*EXERCISE*:
Filter the records for lines holding the string "body".

*DATA FOR THIS EXERCISE*:
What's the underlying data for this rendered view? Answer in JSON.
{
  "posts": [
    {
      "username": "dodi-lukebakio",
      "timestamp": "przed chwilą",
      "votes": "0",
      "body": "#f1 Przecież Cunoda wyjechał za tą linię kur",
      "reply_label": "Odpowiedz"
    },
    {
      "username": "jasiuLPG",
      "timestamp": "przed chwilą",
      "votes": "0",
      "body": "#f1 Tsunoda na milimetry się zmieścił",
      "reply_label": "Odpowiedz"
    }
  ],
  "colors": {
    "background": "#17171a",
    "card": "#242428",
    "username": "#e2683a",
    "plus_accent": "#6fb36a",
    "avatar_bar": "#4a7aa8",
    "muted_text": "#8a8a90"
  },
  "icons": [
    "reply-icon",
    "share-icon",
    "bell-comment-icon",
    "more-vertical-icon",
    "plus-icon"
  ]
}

*FINISHED ANSWER*:
      "body": "#f1 Przecież Cunoda wyjechał za tą linię kur",
      "body": "#f1 Tsunoda na milimetry się zmieścił",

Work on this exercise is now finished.